* [PROBLEM] Output the stretch of the data from the line containing "x-tick-label: 1991 (269, 1046, 288, 1084)" through the line containing "area-green-vegetation (140, 745, 1282, 1035)" as a numbered list, skipping any blank lines.

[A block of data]
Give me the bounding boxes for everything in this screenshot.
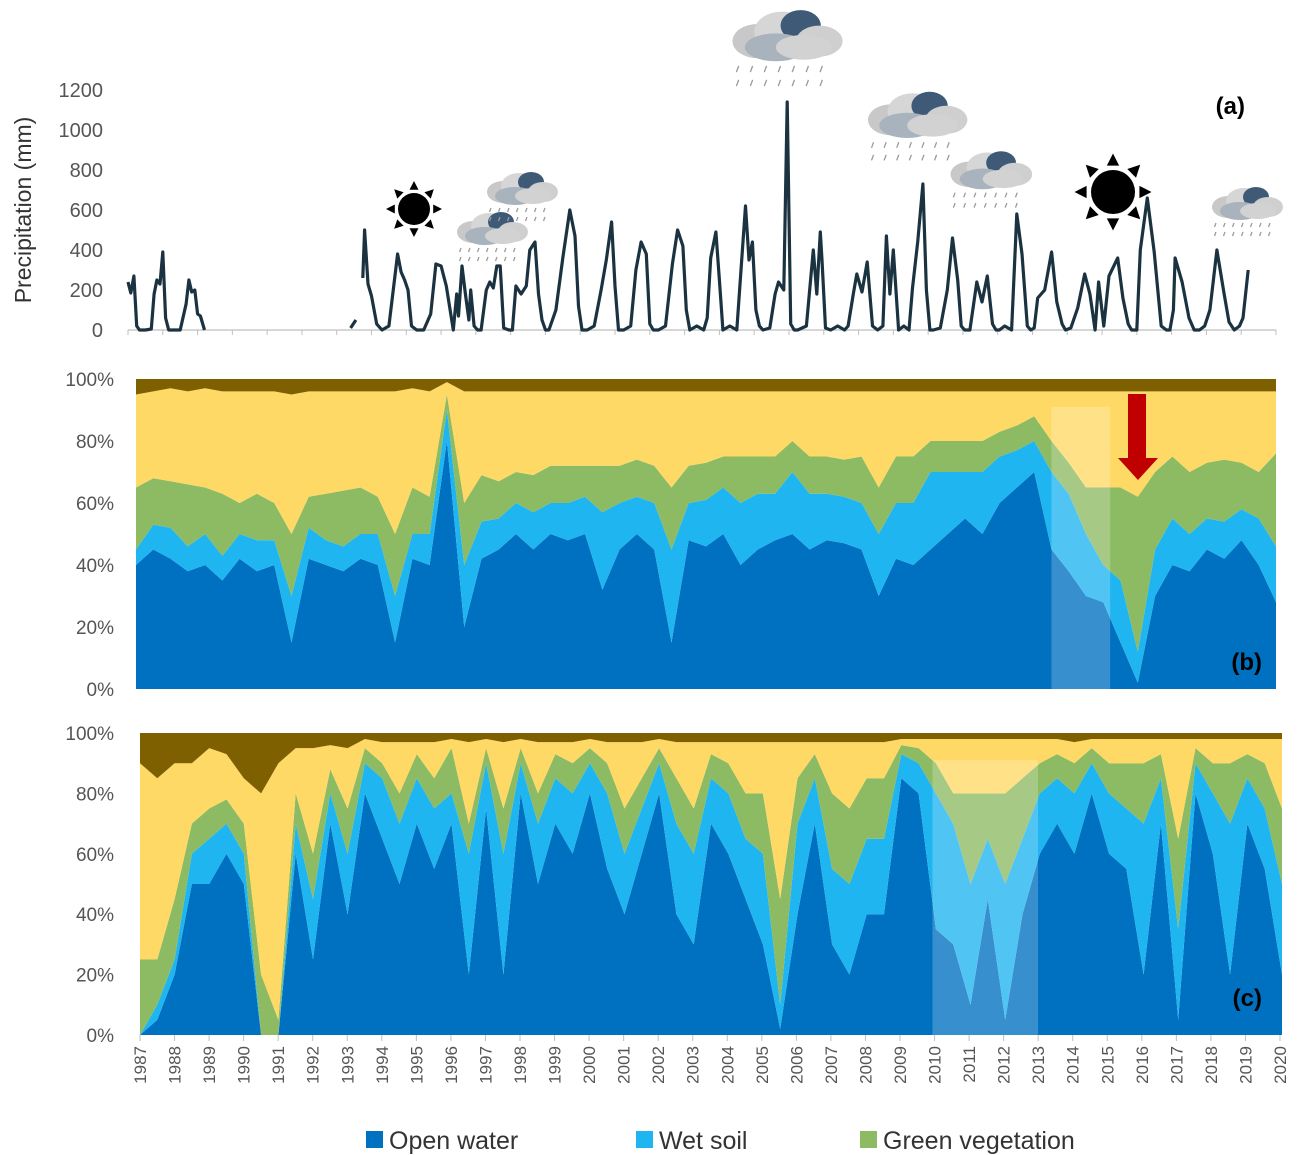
x-tick-label: 1991 (269, 1046, 288, 1084)
area-dry-vegetation (140, 733, 1282, 794)
legend-item: Wet soil (636, 1127, 747, 1155)
x-tick-label: 2020 (1271, 1046, 1290, 1084)
y-tick-label: 60% (76, 845, 114, 866)
x-tick-label: 2012 (995, 1046, 1014, 1084)
y-tick-label: 0 (92, 320, 103, 342)
x-tick-label: 1988 (166, 1046, 185, 1084)
rain-cloud-icon (1212, 187, 1283, 237)
x-tick-label: 1995 (407, 1046, 426, 1084)
rain-cloud-icon (487, 172, 558, 222)
x-tick-label: 2008 (856, 1046, 875, 1084)
panel-label-a: (a) (1216, 93, 1245, 120)
y-axis-label: Precipitation (mm) (10, 117, 36, 304)
rain-cloud-icon (950, 151, 1033, 208)
x-tick-label: 2016 (1133, 1046, 1152, 1084)
legend-swatch (636, 1131, 653, 1148)
legend-label: Green vegetation (883, 1127, 1075, 1155)
y-tick-label: 0% (87, 680, 115, 701)
x-tick-label: 2004 (718, 1046, 737, 1084)
y-tick-label: 200 (70, 280, 103, 302)
precipitation-line (126, 250, 207, 332)
legend-item: Green vegetation (860, 1127, 1075, 1155)
legend-label: Open water (389, 1127, 518, 1155)
panel-label-b: (b) (1231, 649, 1262, 676)
area-open-water (140, 778, 1282, 1035)
x-tick-label: 1989 (200, 1046, 219, 1084)
legend-label: Wet soil (659, 1127, 747, 1155)
y-tick-label: 1200 (59, 80, 104, 102)
y-tick-label: 40% (76, 556, 114, 577)
legend-swatch (860, 1131, 877, 1148)
x-tick-label: 2010 (926, 1046, 945, 1084)
x-tick-label: 1990 (235, 1046, 254, 1084)
x-tick-label: 1992 (304, 1046, 323, 1084)
x-tick-label: 1993 (338, 1046, 357, 1084)
x-tick-label: 2002 (649, 1046, 668, 1084)
x-tick-label: 2001 (615, 1046, 634, 1084)
y-tick-label: 400 (70, 240, 103, 262)
x-tick-label: 1998 (511, 1046, 530, 1084)
x-tick-label: 2003 (684, 1046, 703, 1084)
down-arrow-icon (1118, 394, 1158, 480)
area-wet-soil (140, 754, 1282, 1035)
precipitation-line (349, 319, 358, 329)
x-tick-label: 1999 (546, 1046, 565, 1084)
x-tick-label: 1994 (373, 1046, 392, 1084)
x-tick-label: 1997 (476, 1046, 495, 1084)
area-wet-soil (136, 410, 1276, 683)
y-tick-label: 0% (87, 1026, 115, 1047)
area-green-vegetation (140, 745, 1282, 1035)
sun-icon (1074, 153, 1152, 231)
y-tick-label: 100% (65, 724, 114, 745)
x-tick-label: 2019 (1236, 1046, 1255, 1084)
area-dry-soil (136, 382, 1276, 534)
x-tick-label: 2006 (787, 1046, 806, 1084)
highlight-region (1051, 406, 1111, 689)
x-tick-label: 2005 (753, 1046, 772, 1084)
x-tick-label: 2018 (1202, 1046, 1221, 1084)
area-open-water (136, 441, 1276, 689)
x-tick-label: 2015 (1098, 1046, 1117, 1084)
x-tick-label: 2017 (1167, 1046, 1186, 1084)
x-tick-label: 1996 (442, 1046, 461, 1084)
legend-swatch (366, 1131, 383, 1148)
y-tick-label: 100% (65, 370, 114, 391)
y-tick-label: 20% (76, 618, 114, 639)
x-tick-label: 2013 (1029, 1046, 1048, 1084)
area-dry-vegetation (136, 379, 1276, 395)
x-tick-label: 2007 (822, 1046, 841, 1084)
y-tick-label: 1000 (59, 120, 104, 142)
rain-cloud-icon (457, 212, 528, 262)
panel-b: 0% 20% 40% 60% 80% 100% (b) (65, 370, 1276, 701)
panel-a: 0 200 400 600 800 1000 1200 Precipitation (mm) (… (10, 10, 1283, 342)
y-tick-label: 20% (76, 966, 114, 987)
x-axis: 1987 1988 1989 1990 1991 1992 1993 1994 1995 1996… (131, 1035, 1290, 1084)
y-tick-label: 80% (76, 432, 114, 453)
y-tick-label: 80% (76, 784, 114, 805)
panel-c: 0% 20% 40% 60% 80% 100% (c) (65, 724, 1282, 1047)
x-tick-label: 2000 (580, 1046, 599, 1084)
rain-cloud-icon (732, 10, 843, 87)
highlight-region (932, 760, 1039, 1035)
legend: Open water Wet soil Green vegetation (366, 1127, 1075, 1155)
y-tick-label: 600 (70, 200, 103, 222)
panel-label-c: (c) (1233, 985, 1262, 1012)
area-green-vegetation (136, 394, 1276, 652)
x-tick-label: 1987 (131, 1046, 150, 1084)
y-tick-label: 40% (76, 905, 114, 926)
precipitation-line (361, 100, 1250, 332)
y-tick-label: 800 (70, 160, 103, 182)
area-dry-soil (140, 739, 1282, 1020)
x-tick-label: 2011 (960, 1046, 979, 1083)
sun-icon (386, 181, 442, 237)
rain-cloud-icon (868, 91, 968, 161)
y-tick-label: 60% (76, 494, 114, 515)
x-tick-label: 2014 (1064, 1046, 1083, 1084)
x-tick-label: 2009 (891, 1046, 910, 1084)
legend-item: Open water (366, 1127, 518, 1155)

* [FULL OUTPUT]
1. x-tick-label: 1991 (269, 1046, 288, 1084)
2. area-dry-vegetation (140, 733, 1282, 794)
3. legend-item: Wet soil (636, 1127, 747, 1155)
4. x-tick-label: 2020 (1271, 1046, 1290, 1084)
5. y-tick-label: 60% (76, 845, 114, 866)
6. x-tick-label: 2012 (995, 1046, 1014, 1084)
7. y-tick-label: 0 (92, 320, 103, 342)
8. x-tick-label: 1988 (166, 1046, 185, 1084)
9. rain-cloud-icon (1212, 187, 1283, 237)
10. x-tick-label: 1995 (407, 1046, 426, 1084)
11. rain-cloud-icon (487, 172, 558, 222)
12. x-tick-label: 2008 (856, 1046, 875, 1084)
13. panel-label-a: (a) (1216, 93, 1245, 120)
14. y-axis-label: Precipitation (mm) (10, 117, 36, 304)
15. rain-cloud-icon (950, 151, 1033, 208)
16. x-tick-label: 2016 (1133, 1046, 1152, 1084)
17. legend-swatch (636, 1131, 653, 1148)
18. legend-label: Green vegetation (883, 1127, 1075, 1155)
19. y-tick-label: 0% (87, 680, 115, 701)
20. x-tick-label: 2004 (718, 1046, 737, 1084)
21. y-tick-label: 200 (70, 280, 103, 302)
22. precipitation-line (126, 250, 207, 332)
23. legend-item: Green vegetation (860, 1127, 1075, 1155)
24. legend-label: Open water (389, 1127, 518, 1155)
25. panel-label-b: (b) (1231, 649, 1262, 676)
26. area-open-water (140, 778, 1282, 1035)
27. x-tick-label: 1989 (200, 1046, 219, 1084)
28. legend-label: Wet soil (659, 1127, 747, 1155)
29. y-tick-label: 1200 (59, 80, 104, 102)
30. y-tick-label: 40% (76, 556, 114, 577)
31. legend-swatch (860, 1131, 877, 1148)
32. x-tick-label: 2010 (926, 1046, 945, 1084)
33. x-tick-label: 1990 (235, 1046, 254, 1084)
34. x-tick-label: 1992 (304, 1046, 323, 1084)
35. x-tick-label: 1993 (338, 1046, 357, 1084)
36. x-tick-label: 2002 (649, 1046, 668, 1084)
37. x-tick-label: 2001 (615, 1046, 634, 1084)
38. y-tick-label: 400 (70, 240, 103, 262)
39. x-tick-label: 1998 (511, 1046, 530, 1084)
40. x-tick-label: 2003 (684, 1046, 703, 1084)
41. down-arrow-icon (1118, 394, 1158, 480)
42. area-wet-soil (140, 754, 1282, 1035)
43. precipitation-line (349, 319, 358, 329)
44. x-tick-label: 1999 (546, 1046, 565, 1084)
45. x-tick-label: 1994 (373, 1046, 392, 1084)
46. x-tick-label: 1997 (476, 1046, 495, 1084)
47. area-wet-soil (136, 410, 1276, 683)
48. y-tick-label: 0% (87, 1026, 115, 1047)
49. area-green-vegetation (140, 745, 1282, 1035)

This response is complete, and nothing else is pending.